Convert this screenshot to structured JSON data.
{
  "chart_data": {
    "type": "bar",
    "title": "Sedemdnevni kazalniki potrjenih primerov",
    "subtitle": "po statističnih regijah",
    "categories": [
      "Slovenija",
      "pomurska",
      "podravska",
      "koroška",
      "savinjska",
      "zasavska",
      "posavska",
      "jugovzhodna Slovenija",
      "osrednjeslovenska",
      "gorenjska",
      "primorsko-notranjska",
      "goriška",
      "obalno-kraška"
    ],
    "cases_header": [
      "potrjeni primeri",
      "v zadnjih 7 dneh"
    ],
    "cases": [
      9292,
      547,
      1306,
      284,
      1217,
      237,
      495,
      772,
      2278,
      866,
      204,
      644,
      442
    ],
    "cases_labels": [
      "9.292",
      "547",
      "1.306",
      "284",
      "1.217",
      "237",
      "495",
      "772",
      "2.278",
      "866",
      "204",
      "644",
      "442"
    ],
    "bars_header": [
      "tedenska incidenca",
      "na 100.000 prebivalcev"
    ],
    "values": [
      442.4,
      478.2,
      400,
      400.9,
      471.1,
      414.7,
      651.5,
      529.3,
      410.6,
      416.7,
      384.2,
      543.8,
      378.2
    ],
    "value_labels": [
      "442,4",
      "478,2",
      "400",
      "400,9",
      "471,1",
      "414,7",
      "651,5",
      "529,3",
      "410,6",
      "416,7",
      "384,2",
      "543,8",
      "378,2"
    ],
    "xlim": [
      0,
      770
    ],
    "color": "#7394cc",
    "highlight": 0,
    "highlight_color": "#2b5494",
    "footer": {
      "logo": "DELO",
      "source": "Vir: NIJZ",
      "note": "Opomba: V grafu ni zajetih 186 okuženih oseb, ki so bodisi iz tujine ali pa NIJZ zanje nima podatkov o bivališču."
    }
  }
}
* * *
● **Task statement**: Your task is to retype all of the records exactly.

● **Finished task**:
Convert this screenshot to structured JSON data.
{
  "chart_data": {
    "type": "bar",
    "title": "Sedemdnevni kazalniki potrjenih primerov",
    "subtitle": "po statističnih regijah",
    "categories": [
      "Slovenija",
      "pomurska",
      "podravska",
      "koroška",
      "savinjska",
      "zasavska",
      "posavska",
      "jugovzhodna Slovenija",
      "osrednjeslovenska",
      "gorenjska",
      "primorsko-notranjska",
      "goriška",
      "obalno-kraška"
    ],
    "cases_header": [
      "potrjeni primeri",
      "v zadnjih 7 dneh"
    ],
    "cases": [
      9292,
      547,
      1306,
      284,
      1217,
      237,
      495,
      772,
      2278,
      866,
      204,
      644,
      442
    ],
    "cases_labels": [
      "9.292",
      "547",
      "1.306",
      "284",
      "1.217",
      "237",
      "495",
      "772",
      "2.278",
      "866",
      "204",
      "644",
      "442"
    ],
    "bars_header": [
      "tedenska incidenca",
      "na 100.000 prebivalcev"
    ],
    "values": [
      442.4,
      478.2,
      400,
      400.9,
      471.1,
      414.7,
      651.5,
      529.3,
      410.6,
      416.7,
      384.2,
      543.8,
      378.2
    ],
    "value_labels": [
      "442,4",
      "478,2",
      "400",
      "400,9",
      "471,1",
      "414,7",
      "651,5",
      "529,3",
      "410,6",
      "416,7",
      "384,2",
      "543,8",
      "378,2"
    ],
    "xlim": [
      0,
      770
    ],
    "color": "#7394cc",
    "highlight": 0,
    "highlight_color": "#2b5494",
    "footer": {
      "logo": "DELO",
      "source": "Vir: NIJZ",
      "note": "Opomba: V grafu ni zajetih 186 okuženih oseb, ki so bodisi iz tujine ali pa NIJZ zanje nima podatkov o bivališču."
    }
  }
}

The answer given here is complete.